[Provided entries start]

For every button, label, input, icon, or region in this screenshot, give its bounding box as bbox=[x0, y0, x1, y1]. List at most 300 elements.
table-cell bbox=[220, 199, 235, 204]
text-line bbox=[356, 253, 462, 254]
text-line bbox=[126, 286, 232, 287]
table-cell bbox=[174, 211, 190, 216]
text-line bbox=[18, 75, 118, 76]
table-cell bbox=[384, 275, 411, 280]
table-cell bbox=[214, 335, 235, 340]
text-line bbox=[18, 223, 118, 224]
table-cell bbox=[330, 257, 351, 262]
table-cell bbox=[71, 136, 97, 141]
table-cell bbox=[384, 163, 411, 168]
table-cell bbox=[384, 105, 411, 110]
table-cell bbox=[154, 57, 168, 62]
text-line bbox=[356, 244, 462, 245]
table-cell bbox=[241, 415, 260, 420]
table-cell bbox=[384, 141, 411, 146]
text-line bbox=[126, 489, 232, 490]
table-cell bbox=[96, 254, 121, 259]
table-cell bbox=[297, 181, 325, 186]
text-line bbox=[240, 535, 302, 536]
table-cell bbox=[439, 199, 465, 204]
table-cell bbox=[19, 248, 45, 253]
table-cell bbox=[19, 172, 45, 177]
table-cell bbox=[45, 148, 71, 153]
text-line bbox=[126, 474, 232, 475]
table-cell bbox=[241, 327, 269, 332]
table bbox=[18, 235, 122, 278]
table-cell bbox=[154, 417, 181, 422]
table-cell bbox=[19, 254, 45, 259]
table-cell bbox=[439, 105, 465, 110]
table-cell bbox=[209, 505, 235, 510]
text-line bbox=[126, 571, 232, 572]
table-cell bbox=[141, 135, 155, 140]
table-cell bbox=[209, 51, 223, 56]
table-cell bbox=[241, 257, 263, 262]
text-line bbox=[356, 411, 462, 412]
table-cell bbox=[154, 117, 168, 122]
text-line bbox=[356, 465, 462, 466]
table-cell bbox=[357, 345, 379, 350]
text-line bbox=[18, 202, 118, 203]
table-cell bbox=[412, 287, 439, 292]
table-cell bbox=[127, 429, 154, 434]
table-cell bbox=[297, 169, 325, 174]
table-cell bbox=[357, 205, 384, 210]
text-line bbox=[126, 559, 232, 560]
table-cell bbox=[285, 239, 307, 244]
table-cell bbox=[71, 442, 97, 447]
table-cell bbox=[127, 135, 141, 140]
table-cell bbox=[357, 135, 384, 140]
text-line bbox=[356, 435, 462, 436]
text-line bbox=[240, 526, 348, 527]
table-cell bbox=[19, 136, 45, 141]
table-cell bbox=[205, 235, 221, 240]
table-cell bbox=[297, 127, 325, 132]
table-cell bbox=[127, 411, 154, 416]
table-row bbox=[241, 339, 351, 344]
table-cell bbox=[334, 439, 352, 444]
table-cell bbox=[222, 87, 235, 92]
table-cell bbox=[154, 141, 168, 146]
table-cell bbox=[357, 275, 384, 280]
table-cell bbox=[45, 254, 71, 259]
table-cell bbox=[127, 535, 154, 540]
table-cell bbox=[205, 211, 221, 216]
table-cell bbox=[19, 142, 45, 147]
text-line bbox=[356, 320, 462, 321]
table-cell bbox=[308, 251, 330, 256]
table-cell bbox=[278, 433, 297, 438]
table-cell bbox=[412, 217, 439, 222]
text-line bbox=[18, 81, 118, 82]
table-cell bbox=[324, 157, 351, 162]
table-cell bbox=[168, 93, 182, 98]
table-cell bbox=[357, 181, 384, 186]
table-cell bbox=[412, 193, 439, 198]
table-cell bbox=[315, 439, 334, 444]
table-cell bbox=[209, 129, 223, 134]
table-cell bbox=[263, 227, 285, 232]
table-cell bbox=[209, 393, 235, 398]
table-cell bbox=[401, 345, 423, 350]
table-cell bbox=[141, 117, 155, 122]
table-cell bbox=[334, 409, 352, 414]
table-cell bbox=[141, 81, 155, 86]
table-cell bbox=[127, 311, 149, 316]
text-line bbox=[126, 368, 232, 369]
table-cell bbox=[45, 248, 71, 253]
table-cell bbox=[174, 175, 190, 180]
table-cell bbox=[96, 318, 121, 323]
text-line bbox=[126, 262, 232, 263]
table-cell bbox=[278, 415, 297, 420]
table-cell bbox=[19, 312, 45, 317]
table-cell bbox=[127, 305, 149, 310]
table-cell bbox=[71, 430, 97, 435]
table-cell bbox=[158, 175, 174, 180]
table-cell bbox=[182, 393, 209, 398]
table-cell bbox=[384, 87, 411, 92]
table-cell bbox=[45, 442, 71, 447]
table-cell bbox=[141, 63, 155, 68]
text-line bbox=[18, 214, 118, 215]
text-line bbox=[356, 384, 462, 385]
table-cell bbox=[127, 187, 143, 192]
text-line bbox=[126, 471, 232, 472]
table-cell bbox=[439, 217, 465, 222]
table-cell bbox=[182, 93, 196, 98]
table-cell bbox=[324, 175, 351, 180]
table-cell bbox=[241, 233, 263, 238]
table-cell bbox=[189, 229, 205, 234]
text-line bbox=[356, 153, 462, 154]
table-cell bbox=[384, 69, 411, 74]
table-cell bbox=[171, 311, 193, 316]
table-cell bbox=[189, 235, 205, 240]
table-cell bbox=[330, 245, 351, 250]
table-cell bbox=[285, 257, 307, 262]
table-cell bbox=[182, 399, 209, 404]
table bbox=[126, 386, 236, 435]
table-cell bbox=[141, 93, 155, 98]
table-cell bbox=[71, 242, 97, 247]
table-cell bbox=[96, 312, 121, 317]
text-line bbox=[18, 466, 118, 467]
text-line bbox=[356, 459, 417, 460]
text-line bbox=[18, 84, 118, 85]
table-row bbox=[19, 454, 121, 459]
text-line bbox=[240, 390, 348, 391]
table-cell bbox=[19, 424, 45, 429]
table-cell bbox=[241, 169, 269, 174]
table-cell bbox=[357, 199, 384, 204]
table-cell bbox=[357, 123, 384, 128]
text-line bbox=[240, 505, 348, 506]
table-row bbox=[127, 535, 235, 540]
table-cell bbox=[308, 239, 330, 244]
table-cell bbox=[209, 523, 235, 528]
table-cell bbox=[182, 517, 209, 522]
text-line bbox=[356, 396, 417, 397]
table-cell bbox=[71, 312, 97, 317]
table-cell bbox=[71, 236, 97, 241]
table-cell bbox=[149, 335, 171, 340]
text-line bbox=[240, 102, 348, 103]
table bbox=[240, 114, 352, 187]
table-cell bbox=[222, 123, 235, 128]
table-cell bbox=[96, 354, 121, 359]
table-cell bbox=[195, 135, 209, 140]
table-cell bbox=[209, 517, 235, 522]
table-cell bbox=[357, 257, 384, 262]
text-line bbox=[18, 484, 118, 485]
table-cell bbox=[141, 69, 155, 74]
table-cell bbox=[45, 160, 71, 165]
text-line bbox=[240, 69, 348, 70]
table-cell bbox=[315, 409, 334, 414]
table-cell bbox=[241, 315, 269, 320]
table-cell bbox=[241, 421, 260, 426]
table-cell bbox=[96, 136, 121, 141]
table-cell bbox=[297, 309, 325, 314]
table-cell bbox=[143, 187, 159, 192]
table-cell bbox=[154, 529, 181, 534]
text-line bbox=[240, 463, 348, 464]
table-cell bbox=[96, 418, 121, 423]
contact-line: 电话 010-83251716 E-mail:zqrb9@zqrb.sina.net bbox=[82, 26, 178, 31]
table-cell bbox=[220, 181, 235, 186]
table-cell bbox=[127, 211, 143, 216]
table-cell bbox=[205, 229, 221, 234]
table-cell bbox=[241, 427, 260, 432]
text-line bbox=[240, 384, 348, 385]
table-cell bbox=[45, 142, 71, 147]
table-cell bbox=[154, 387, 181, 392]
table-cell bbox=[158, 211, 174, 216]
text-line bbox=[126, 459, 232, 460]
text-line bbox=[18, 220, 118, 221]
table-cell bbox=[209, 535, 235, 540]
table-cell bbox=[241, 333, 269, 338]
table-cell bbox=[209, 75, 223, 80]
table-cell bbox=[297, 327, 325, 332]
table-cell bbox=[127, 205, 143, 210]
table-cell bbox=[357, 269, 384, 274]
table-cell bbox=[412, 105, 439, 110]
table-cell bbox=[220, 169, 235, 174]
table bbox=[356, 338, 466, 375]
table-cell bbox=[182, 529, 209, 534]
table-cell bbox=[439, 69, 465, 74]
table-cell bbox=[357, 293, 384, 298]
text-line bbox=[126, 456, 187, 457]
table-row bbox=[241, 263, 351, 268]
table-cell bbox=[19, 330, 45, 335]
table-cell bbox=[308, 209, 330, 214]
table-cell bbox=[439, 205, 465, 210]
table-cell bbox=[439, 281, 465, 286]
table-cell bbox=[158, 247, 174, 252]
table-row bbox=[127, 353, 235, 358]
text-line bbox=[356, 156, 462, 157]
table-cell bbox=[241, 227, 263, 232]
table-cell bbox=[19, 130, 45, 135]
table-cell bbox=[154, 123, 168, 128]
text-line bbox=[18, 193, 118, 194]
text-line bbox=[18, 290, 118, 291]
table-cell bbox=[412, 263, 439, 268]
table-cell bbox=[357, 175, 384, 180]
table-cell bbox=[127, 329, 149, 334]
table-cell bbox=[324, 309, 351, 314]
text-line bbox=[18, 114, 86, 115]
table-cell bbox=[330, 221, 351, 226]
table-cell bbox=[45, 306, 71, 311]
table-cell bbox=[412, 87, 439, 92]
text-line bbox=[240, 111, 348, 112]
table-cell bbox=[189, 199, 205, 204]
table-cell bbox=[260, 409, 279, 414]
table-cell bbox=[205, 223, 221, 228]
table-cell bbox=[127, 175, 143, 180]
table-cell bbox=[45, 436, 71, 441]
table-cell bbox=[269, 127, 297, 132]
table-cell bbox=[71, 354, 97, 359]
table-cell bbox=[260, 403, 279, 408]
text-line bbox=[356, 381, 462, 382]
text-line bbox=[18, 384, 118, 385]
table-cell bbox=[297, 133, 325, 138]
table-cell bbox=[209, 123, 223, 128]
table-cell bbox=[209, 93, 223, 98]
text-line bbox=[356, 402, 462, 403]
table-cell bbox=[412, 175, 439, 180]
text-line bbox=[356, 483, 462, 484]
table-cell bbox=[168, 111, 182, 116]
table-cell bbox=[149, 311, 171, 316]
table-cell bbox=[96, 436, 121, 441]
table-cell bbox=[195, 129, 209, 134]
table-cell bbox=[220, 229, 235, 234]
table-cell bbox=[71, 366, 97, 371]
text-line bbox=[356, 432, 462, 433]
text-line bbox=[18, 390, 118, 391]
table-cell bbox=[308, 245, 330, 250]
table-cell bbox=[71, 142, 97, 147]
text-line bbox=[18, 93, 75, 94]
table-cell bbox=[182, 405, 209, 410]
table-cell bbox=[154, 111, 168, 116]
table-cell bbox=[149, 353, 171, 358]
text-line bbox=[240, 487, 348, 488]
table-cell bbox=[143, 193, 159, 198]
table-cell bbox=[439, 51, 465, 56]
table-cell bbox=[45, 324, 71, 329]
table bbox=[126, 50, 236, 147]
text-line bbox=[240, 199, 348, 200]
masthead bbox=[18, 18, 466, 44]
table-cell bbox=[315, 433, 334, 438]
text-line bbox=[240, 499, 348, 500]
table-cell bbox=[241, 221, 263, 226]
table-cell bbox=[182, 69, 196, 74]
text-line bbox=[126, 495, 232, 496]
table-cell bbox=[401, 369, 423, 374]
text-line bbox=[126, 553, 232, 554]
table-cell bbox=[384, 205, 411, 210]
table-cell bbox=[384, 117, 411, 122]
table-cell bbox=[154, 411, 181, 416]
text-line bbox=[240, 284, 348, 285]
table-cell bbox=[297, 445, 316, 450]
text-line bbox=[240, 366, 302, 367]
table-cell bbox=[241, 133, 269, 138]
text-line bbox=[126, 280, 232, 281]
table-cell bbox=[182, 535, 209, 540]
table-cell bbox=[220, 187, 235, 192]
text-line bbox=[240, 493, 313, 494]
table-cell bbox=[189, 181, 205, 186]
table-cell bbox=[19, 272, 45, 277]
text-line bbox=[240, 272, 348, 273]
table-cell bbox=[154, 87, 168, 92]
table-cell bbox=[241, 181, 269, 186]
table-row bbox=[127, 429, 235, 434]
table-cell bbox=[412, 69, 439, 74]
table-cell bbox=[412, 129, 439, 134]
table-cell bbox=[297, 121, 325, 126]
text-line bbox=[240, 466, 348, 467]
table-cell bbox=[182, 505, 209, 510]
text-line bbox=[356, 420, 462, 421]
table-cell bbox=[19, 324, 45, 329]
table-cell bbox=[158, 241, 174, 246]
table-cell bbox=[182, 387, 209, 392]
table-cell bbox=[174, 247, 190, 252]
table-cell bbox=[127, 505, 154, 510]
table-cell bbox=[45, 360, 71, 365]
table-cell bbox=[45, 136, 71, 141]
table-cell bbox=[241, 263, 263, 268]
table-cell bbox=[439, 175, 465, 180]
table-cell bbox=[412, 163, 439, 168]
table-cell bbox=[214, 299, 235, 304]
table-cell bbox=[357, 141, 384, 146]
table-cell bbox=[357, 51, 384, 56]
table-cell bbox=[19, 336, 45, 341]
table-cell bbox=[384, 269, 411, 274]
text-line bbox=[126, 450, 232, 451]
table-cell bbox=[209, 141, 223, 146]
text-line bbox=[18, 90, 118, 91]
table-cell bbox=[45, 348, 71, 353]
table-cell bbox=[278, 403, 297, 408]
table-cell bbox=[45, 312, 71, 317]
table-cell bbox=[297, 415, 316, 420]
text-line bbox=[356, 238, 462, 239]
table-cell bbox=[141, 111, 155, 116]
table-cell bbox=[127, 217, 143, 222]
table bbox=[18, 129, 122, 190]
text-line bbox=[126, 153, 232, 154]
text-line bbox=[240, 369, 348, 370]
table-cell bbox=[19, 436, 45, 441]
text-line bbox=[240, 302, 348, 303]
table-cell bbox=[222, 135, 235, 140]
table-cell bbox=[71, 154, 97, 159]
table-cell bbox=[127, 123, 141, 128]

[Provided entries end]

## What the task asks
Can you quote the data from its first line through the line containing "text-line bbox=[126, 571, 232, 572]", both lines included, and reproduce each line word for word?

## Exercise output
For every button, label, input, icon, or region in this screenshot, give its bounding box as bbox=[x0, y0, x1, y1]. List at most 300 elements.
table-cell bbox=[220, 199, 235, 204]
text-line bbox=[356, 253, 462, 254]
text-line bbox=[126, 286, 232, 287]
table-cell bbox=[174, 211, 190, 216]
text-line bbox=[18, 75, 118, 76]
table-cell bbox=[384, 275, 411, 280]
table-cell bbox=[214, 335, 235, 340]
text-line bbox=[18, 223, 118, 224]
table-cell bbox=[330, 257, 351, 262]
table-cell bbox=[71, 136, 97, 141]
table-cell bbox=[384, 163, 411, 168]
table-cell bbox=[384, 105, 411, 110]
table-cell bbox=[154, 57, 168, 62]
text-line bbox=[356, 244, 462, 245]
table-cell bbox=[241, 415, 260, 420]
table-cell bbox=[384, 141, 411, 146]
text-line bbox=[126, 489, 232, 490]
table-cell bbox=[96, 254, 121, 259]
table-cell bbox=[297, 181, 325, 186]
text-line bbox=[240, 535, 302, 536]
table-cell bbox=[439, 199, 465, 204]
table-cell bbox=[19, 248, 45, 253]
table-cell bbox=[19, 172, 45, 177]
table-cell bbox=[45, 148, 71, 153]
text-line bbox=[126, 474, 232, 475]
table-cell bbox=[241, 327, 269, 332]
table bbox=[18, 235, 122, 278]
table-cell bbox=[154, 417, 181, 422]
table-cell bbox=[19, 254, 45, 259]
table-cell bbox=[439, 105, 465, 110]
table-cell bbox=[209, 505, 235, 510]
text-line bbox=[126, 571, 232, 572]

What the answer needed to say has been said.